[Dataset records]

========================================

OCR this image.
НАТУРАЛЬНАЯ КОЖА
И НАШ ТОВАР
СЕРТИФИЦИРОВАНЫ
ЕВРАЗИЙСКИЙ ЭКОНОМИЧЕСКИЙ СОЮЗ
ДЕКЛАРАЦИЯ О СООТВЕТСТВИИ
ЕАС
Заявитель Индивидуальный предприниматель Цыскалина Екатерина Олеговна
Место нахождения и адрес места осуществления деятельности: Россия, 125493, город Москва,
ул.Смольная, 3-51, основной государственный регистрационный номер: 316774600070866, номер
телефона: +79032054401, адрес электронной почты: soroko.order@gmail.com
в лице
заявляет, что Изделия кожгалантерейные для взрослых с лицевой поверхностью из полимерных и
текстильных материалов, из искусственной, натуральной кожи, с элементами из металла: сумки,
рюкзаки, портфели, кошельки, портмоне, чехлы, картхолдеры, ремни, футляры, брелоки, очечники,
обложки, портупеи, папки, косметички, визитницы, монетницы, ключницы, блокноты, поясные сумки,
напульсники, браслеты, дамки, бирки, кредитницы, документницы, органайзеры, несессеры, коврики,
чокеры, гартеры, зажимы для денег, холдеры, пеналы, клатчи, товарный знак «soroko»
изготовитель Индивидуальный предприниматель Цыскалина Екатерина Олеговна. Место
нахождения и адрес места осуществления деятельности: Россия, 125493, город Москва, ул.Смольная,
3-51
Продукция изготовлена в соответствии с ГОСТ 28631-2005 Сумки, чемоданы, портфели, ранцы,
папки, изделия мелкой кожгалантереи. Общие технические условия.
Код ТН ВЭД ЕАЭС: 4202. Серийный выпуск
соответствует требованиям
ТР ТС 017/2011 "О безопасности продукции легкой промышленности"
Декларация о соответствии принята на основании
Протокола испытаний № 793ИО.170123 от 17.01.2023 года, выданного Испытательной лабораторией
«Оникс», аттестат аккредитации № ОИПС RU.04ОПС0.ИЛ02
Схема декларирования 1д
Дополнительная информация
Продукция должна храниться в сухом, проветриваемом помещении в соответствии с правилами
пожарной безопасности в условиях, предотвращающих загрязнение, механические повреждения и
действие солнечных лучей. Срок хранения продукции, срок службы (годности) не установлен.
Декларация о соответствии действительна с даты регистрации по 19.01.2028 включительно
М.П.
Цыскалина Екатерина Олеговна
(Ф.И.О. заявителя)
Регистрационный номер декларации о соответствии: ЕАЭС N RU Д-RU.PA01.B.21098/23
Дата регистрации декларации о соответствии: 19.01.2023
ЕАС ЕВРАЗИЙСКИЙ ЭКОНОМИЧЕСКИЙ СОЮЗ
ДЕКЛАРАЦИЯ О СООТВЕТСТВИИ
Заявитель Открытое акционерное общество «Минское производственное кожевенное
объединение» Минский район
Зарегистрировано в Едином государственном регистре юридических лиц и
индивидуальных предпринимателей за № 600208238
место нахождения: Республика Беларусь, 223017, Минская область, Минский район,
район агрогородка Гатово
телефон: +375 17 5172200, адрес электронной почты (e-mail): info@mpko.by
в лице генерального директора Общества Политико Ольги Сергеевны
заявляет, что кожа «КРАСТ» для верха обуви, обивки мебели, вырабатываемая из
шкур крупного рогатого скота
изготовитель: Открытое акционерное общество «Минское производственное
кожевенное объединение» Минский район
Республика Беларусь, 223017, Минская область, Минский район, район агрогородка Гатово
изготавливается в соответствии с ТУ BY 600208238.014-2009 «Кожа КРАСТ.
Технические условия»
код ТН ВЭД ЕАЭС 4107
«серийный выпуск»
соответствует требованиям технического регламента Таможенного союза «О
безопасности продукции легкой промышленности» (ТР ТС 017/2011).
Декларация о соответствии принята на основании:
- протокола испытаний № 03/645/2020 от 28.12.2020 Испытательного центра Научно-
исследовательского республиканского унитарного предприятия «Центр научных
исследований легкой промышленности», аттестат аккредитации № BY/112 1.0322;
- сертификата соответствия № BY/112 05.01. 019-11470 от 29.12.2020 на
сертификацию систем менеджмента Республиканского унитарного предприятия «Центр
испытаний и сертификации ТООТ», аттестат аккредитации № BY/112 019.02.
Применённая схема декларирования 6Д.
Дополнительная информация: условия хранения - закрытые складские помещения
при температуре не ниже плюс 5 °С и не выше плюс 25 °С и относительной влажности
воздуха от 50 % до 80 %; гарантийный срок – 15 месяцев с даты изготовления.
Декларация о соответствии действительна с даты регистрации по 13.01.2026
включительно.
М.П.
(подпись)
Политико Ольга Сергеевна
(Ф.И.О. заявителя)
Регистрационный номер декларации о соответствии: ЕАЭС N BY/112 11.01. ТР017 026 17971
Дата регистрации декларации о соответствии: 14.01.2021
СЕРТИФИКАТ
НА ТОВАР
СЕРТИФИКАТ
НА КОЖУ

========================================

- AIM
Print the whole listing exactly as it is.

- TASK SOLUTION
OCR this image.
НАТУРАЛЬНАЯ КОЖА
И НАШ ТОВАР
СЕРТИФИЦИРОВАНЫ
ЕВРАЗИЙСКИЙ ЭКОНОМИЧЕСКИЙ СОЮЗ
ДЕКЛАРАЦИЯ О СООТВЕТСТВИИ
ЕАС
Заявитель Индивидуальный предприниматель Цыскалина Екатерина Олеговна
Место нахождения и адрес места осуществления деятельности: Россия, 125493, город Москва,
ул.Смольная, 3-51, основной государственный регистрационный номер: 316774600070866, номер
телефона: +79032054401, адрес электронной почты: soroko.order@gmail.com
в лице
заявляет, что Изделия кожгалантерейные для взрослых с лицевой поверхностью из полимерных и
текстильных материалов, из искусственной, натуральной кожи, с элементами из металла: сумки,
рюкзаки, портфели, кошельки, портмоне, чехлы, картхолдеры, ремни, футляры, брелоки, очечники,
обложки, портупеи, папки, косметички, визитницы, монетницы, ключницы, блокноты, поясные сумки,
напульсники, браслеты, дамки, бирки, кредитницы, документницы, органайзеры, несессеры, коврики,
чокеры, гартеры, зажимы для денег, холдеры, пеналы, клатчи, товарный знак «soroko»
изготовитель Индивидуальный предприниматель Цыскалина Екатерина Олеговна. Место
нахождения и адрес места осуществления деятельности: Россия, 125493, город Москва, ул.Смольная,
3-51
Продукция изготовлена в соответствии с ГОСТ 28631-2005 Сумки, чемоданы, портфели, ранцы,
папки, изделия мелкой кожгалантереи. Общие технические условия.
Код ТН ВЭД ЕАЭС: 4202. Серийный выпуск
соответствует требованиям
ТР ТС 017/2011 "О безопасности продукции легкой промышленности"
Декларация о соответствии принята на основании
Протокола испытаний № 793ИО.170123 от 17.01.2023 года, выданного Испытательной лабораторией
«Оникс», аттестат аккредитации № ОИПС RU.04ОПС0.ИЛ02
Схема декларирования 1д
Дополнительная информация
Продукция должна храниться в сухом, проветриваемом помещении в соответствии с правилами
пожарной безопасности в условиях, предотвращающих загрязнение, механические повреждения и
действие солнечных лучей. Срок хранения продукции, срок службы (годности) не установлен.
Декларация о соответствии действительна с даты регистрации по 19.01.2028 включительно
М.П.
Цыскалина Екатерина Олеговна
(Ф.И.О. заявителя)
Регистрационный номер декларации о соответствии: ЕАЭС N RU Д-RU.PA01.B.21098/23
Дата регистрации декларации о соответствии: 19.01.2023
ЕАС ЕВРАЗИЙСКИЙ ЭКОНОМИЧЕСКИЙ СОЮЗ
ДЕКЛАРАЦИЯ О СООТВЕТСТВИИ
Заявитель Открытое акционерное общество «Минское производственное кожевенное
объединение» Минский район
Зарегистрировано в Едином государственном регистре юридических лиц и
индивидуальных предпринимателей за № 600208238
место нахождения: Республика Беларусь, 223017, Минская область, Минский район,
район агрогородка Гатово
телефон: +375 17 5172200, адрес электронной почты (e-mail): info@mpko.by
в лице генерального директора Общества Политико Ольги Сергеевны
заявляет, что кожа «КРАСТ» для верха обуви, обивки мебели, вырабатываемая из
шкур крупного рогатого скота
изготовитель: Открытое акционерное общество «Минское производственное
кожевенное объединение» Минский район
Республика Беларусь, 223017, Минская область, Минский район, район агрогородка Гатово
изготавливается в соответствии с ТУ BY 600208238.014-2009 «Кожа КРАСТ.
Технические условия»
код ТН ВЭД ЕАЭС 4107
«серийный выпуск»
соответствует требованиям технического регламента Таможенного союза «О
безопасности продукции легкой промышленности» (ТР ТС 017/2011).
Декларация о соответствии принята на основании:
- протокола испытаний № 03/645/2020 от 28.12.2020 Испытательного центра Научно-
исследовательского республиканского унитарного предприятия «Центр научных
исследований легкой промышленности», аттестат аккредитации № BY/112 1.0322;
- сертификата соответствия № BY/112 05.01. 019-11470 от 29.12.2020 на
сертификацию систем менеджмента Республиканского унитарного предприятия «Центр
испытаний и сертификации ТООТ», аттестат аккредитации № BY/112 019.02.
Применённая схема декларирования 6Д.
Дополнительная информация: условия хранения - закрытые складские помещения
при температуре не ниже плюс 5 °С и не выше плюс 25 °С и относительной влажности
воздуха от 50 % до 80 %; гарантийный срок – 15 месяцев с даты изготовления.
Декларация о соответствии действительна с даты регистрации по 13.01.2026
включительно.
М.П.
(подпись)
Политико Ольга Сергеевна
(Ф.И.О. заявителя)
Регистрационный номер декларации о соответствии: ЕАЭС N BY/112 11.01. ТР017 026 17971
Дата регистрации декларации о соответствии: 14.01.2021
СЕРТИФИКАТ
НА ТОВАР
СЕРТИФИКАТ
НА КОЖУ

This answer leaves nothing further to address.